» **STORED ROWS**:
-- Begin --

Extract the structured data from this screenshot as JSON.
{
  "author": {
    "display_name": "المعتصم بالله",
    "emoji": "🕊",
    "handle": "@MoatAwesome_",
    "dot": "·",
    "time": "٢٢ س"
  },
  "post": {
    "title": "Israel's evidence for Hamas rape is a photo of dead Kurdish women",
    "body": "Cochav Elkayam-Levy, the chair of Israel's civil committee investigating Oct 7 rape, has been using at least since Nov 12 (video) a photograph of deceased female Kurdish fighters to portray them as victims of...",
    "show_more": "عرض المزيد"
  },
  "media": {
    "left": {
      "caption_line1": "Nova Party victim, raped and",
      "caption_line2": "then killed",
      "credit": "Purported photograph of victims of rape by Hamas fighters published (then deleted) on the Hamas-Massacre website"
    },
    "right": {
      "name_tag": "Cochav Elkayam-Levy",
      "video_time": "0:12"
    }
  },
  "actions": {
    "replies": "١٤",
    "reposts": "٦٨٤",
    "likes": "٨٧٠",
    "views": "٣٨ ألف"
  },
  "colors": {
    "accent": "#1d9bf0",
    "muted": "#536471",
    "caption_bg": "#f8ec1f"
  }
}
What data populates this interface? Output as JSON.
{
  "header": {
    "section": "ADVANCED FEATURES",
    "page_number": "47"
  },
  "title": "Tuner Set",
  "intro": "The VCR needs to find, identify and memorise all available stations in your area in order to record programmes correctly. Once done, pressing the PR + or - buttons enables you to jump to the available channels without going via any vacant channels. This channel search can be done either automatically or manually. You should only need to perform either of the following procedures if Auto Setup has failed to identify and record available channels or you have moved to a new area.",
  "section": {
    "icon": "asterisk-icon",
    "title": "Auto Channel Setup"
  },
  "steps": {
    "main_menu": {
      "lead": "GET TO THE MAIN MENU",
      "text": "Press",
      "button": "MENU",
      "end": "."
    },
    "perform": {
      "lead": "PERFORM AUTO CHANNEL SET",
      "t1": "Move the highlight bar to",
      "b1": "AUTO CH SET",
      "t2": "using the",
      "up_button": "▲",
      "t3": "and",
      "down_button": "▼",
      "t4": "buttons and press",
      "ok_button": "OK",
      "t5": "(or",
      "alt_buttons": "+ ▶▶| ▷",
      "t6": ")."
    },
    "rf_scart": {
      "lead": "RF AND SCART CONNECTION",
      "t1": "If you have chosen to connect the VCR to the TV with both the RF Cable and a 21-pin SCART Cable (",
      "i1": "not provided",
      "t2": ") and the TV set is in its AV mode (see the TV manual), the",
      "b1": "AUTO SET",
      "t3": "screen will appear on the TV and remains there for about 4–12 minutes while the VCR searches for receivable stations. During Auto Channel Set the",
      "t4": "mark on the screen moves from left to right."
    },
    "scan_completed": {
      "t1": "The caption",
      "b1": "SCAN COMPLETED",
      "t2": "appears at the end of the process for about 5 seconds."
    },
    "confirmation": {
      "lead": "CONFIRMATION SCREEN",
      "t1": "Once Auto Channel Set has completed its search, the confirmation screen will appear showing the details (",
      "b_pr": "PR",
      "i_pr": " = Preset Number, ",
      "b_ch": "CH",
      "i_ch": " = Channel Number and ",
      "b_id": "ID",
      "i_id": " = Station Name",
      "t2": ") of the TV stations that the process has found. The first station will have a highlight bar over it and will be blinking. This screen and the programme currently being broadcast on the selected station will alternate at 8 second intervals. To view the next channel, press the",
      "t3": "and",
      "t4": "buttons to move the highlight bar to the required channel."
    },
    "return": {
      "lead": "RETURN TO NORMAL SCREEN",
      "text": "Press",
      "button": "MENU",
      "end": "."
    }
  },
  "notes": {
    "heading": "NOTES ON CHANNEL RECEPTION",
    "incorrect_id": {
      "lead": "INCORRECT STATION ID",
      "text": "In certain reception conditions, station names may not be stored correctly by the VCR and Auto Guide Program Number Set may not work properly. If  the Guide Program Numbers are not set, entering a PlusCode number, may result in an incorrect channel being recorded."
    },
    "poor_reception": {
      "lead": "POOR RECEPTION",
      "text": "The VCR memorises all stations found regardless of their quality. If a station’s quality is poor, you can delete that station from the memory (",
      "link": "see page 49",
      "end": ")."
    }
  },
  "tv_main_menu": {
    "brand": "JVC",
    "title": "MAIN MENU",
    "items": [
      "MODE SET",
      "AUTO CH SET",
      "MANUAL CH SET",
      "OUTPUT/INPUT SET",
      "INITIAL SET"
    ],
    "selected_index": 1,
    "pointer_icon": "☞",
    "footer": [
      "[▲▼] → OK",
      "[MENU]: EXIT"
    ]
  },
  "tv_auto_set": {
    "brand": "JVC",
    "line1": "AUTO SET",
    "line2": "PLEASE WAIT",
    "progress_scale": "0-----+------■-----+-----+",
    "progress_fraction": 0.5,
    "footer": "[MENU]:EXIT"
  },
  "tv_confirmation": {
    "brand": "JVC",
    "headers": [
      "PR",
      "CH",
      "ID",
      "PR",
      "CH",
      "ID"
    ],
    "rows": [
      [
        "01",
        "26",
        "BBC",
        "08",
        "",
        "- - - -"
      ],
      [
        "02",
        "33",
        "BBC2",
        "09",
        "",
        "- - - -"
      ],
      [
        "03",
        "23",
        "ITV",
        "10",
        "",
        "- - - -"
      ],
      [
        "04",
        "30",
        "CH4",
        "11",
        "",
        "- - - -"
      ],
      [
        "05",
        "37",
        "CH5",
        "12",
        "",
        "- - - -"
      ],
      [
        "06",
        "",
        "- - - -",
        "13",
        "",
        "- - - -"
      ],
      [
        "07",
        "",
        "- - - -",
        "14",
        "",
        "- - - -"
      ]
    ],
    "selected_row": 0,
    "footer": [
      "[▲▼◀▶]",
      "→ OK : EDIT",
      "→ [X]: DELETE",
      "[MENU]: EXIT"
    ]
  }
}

-- End --

Copy out every line with the word "being".

      "t2": ") of the TV stations that the process has found. The first station will have a highlight bar over it and will be blinking. This screen and the programme currently being broadcast on the selected station will alternate at 8 second intervals. To view the next channel, press the",
      "text": "In certain reception conditions, station names may not be stored correctly by the VCR and Auto Guide Program Number Set may not work properly. If  the Guide Program Numbers are not set, entering a PlusCode number, may result in an incorrect channel being recorded."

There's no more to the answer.